TASK DETAILS: Transcribe the listing verbatim. Do not carry over any pictures.

+ + + + +

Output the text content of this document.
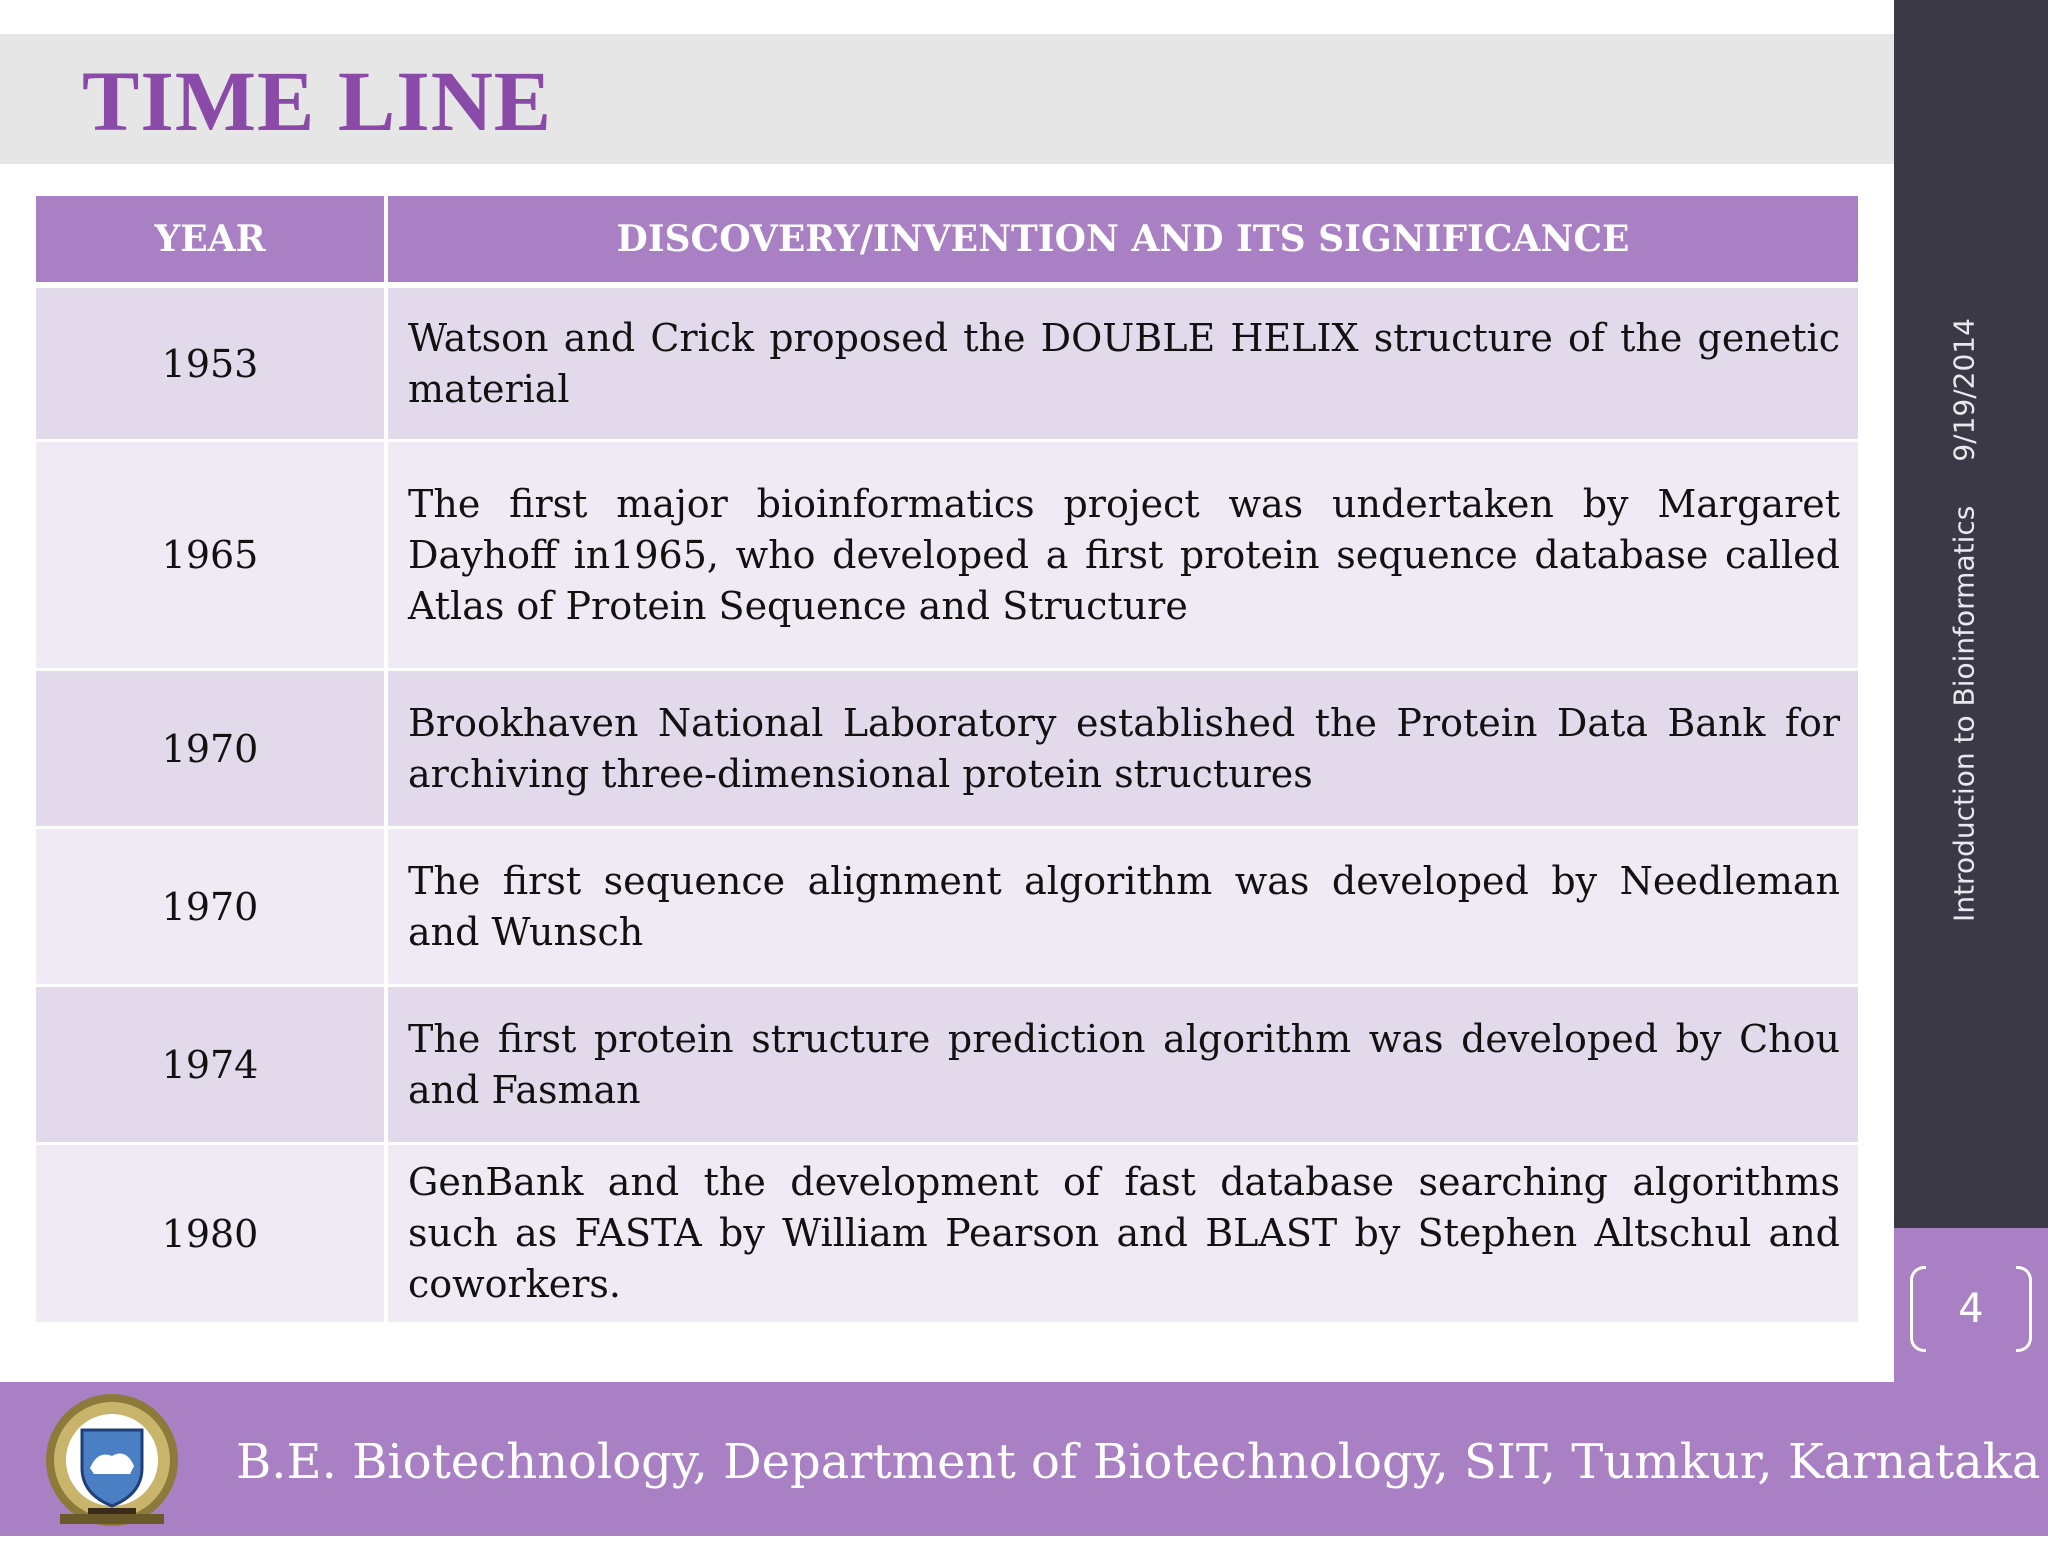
TIME LINE
Introduction to Bioinformatics9/19/2014
4
YEAR	DISCOVERY/INVENTION AND ITS SIGNIFICANCE
1953	Watson and Crick proposed the DOUBLE HELIX structure of the genetic material
1965	The first major bioinformatics project was undertaken by Margaret Dayhoff in1965, who developed a first protein sequence database called Atlas of Protein Sequence and Structure
1970	Brookhaven National Laboratory established the Protein Data Bank for archiving three-dimensional protein structures
1970	The first sequence alignment algorithm was developed by Needleman and Wunsch
1974	The first protein structure prediction algorithm was developed by Chou and Fasman
1980	GenBank and the development of fast database searching algorithms such as FASTA by William Pearson and BLAST by Stephen Altschul and coworkers.
B.E. Biotechnology, Department of Biotechnology, SIT, Tumkur, Karnataka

+ + + + +

EXERCISE ANSWER:
Output the text content of this document.
TIME LINE
Introduction to Bioinformatics9/19/2014
4
YEAR	DISCOVERY/INVENTION AND ITS SIGNIFICANCE
1953	Watson and Crick proposed the DOUBLE HELIX structure of the genetic material
1965	The first major bioinformatics project was undertaken by Margaret Dayhoff in1965, who developed a first protein sequence database called Atlas of Protein Sequence and Structure
1970	Brookhaven National Laboratory established the Protein Data Bank for archiving three-dimensional protein structures
1970	The first sequence alignment algorithm was developed by Needleman and Wunsch
1974	The first protein structure prediction algorithm was developed by Chou and Fasman
1980	GenBank and the development of fast database searching algorithms such as FASTA by William Pearson and BLAST by Stephen Altschul and coworkers.
B.E. Biotechnology, Department of Biotechnology, SIT, Tumkur, Karnataka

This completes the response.